● **Tu tarea**:
Prolonga el texto sobre la detención de cuatro militares chilenos por el envenenamiento de presos políticos, empezando justo después de donde termina.
━━ Fragmento de lectura
La Justicia chilena detuvo a cuatro militares acusados de envenenar con toxinas botulínicas a presos políticos en 1981, operación considerada la antesala del asesinato del ex presidente Eduardo Frei, en enero de 1982 en la Clínica Santa María. Sospechosamente, Neruda falleció en la misma clínica. Los detenidos son el doctor Eduardo Arriagada, el veterinario Sergio Rosende, y los oficiales en retiro Joaquín Larraín y Jaime Fuenzalida. De esta manera, el juez Madrid avanza lentamente, pero sin pausa, en el desentrañamiento del magnicidio del ex Presidente, Eduardo Frei Montalva.
━━━━
━━ Contenido de datos
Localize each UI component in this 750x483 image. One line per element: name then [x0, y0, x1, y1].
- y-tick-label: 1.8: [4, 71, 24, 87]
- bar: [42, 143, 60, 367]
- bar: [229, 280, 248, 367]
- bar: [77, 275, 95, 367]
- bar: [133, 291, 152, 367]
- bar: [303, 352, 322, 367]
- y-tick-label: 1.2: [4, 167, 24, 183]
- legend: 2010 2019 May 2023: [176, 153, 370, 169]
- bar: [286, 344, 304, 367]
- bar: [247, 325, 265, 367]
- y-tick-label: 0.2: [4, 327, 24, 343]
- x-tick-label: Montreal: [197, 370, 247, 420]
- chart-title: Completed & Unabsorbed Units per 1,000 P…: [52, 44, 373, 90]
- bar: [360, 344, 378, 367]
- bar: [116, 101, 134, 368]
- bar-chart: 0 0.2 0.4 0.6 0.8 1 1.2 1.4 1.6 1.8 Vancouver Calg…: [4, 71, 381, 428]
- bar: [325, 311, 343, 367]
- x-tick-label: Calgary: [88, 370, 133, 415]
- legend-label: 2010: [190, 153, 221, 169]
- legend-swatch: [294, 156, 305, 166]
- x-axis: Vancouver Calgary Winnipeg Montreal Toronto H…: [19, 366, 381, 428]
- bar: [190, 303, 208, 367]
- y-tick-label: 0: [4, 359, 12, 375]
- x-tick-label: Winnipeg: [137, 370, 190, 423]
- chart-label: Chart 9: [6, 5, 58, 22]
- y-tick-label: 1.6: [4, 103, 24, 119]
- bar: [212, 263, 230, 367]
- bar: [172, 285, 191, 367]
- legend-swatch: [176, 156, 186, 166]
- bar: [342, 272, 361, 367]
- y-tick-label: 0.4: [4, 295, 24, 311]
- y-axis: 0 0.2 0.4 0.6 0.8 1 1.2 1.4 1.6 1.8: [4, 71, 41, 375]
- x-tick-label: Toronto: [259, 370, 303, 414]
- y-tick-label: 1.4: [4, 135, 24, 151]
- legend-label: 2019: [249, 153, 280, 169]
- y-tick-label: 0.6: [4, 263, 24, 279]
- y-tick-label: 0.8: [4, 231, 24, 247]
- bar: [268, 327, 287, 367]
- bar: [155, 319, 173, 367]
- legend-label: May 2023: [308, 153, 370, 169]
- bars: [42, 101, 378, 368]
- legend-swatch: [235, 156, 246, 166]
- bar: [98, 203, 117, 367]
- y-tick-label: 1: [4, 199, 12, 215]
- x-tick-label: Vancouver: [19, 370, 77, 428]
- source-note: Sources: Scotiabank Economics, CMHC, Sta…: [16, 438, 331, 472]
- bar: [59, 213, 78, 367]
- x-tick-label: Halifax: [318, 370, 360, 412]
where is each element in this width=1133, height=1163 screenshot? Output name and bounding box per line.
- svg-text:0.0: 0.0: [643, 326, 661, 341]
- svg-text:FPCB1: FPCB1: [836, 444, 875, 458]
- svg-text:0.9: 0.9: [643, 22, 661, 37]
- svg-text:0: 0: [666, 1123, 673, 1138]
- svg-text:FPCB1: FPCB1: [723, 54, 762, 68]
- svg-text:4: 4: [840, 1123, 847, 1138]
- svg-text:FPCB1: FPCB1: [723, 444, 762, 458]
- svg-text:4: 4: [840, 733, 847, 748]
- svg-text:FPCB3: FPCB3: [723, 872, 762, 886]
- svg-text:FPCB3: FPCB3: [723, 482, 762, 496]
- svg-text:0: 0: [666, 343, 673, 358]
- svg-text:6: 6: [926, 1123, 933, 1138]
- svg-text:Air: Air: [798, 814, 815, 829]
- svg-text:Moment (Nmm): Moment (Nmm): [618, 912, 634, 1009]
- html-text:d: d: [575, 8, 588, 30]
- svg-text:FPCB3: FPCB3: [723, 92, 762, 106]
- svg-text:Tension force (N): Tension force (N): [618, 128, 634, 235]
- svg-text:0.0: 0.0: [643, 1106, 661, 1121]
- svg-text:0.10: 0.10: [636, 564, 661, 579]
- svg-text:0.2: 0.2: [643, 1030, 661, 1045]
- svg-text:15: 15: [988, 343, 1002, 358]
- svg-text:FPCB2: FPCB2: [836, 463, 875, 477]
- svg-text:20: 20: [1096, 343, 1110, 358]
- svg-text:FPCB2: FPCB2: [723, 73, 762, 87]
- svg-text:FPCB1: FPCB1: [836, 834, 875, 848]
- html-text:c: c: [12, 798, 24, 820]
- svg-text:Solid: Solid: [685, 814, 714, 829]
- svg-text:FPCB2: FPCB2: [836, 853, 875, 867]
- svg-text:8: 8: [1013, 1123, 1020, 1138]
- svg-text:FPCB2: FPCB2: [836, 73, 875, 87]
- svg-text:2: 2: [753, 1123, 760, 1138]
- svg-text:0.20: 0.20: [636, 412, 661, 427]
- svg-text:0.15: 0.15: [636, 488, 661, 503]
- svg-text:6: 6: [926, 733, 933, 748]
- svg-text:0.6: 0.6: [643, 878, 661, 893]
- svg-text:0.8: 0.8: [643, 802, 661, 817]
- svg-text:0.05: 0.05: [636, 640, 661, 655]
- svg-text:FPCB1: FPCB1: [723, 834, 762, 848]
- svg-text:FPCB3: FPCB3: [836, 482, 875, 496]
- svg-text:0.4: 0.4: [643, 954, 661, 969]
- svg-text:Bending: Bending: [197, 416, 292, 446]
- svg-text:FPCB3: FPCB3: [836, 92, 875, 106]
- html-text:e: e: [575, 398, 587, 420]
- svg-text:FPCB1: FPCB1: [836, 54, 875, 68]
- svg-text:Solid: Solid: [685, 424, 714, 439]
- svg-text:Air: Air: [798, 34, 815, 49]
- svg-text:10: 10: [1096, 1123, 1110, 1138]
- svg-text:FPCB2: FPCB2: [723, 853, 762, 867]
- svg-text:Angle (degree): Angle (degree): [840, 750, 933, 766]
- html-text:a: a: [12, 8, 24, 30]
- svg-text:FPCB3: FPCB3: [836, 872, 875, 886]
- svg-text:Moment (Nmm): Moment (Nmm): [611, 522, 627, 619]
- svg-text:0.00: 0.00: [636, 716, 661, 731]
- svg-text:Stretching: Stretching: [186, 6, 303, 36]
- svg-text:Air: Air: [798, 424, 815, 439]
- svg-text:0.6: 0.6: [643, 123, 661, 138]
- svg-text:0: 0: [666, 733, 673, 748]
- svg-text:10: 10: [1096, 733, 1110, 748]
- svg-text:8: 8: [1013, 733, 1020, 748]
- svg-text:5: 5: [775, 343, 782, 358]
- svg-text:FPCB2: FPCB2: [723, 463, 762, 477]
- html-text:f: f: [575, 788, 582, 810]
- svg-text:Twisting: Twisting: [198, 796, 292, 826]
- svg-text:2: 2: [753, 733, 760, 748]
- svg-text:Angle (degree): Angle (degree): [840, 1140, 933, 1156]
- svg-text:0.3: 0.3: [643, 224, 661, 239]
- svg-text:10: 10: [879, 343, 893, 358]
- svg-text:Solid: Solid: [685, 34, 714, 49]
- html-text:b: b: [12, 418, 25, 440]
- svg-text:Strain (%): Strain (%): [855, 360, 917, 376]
━━━━
● **Resultado**:
“Están procesados y con detención preventiva el médico militar Eduardo Arriagada, su asistente y veterinario Sergio Rosende, y los oficiales en retiro Joaquín Larraín y Jaime Fuenzalida”, dijo el abogado Francisco Ugas, del Ministerio del Interior. Los dos primeros represores están detenidos bajo el cargo de homicidio de los opositores y militantes del Movimiento de Izquierda Revolucionaria (MIR) Víctor Corvalán y Héctor Pacheco. Los otros dos como cómplices del asesinato frustrado de otros cinco presos políticos.
La investigación del juez Alejandro Madrid indicó que el 9 de diciembre de 1981 las siete víctimas, supuestos opositores a la dictadura de Augusto Pinochet, fueron trasladadas desde el Centro de Detención Preventiva de Santiago, donde estaban detenidos por delitos comunes, a un hospital debido a serios problemas de salud a causa de una intoxicación producida por la denominada toxina botulínica. Dicha toxina fue traída a Chile desde Brasil por el Instituto de Salud Pública y posteriormente entregada a los encargados de un laboratorio secreto a cargo de la Dirección de Inteligencia del Ejército (DINE), afirmó la investigación.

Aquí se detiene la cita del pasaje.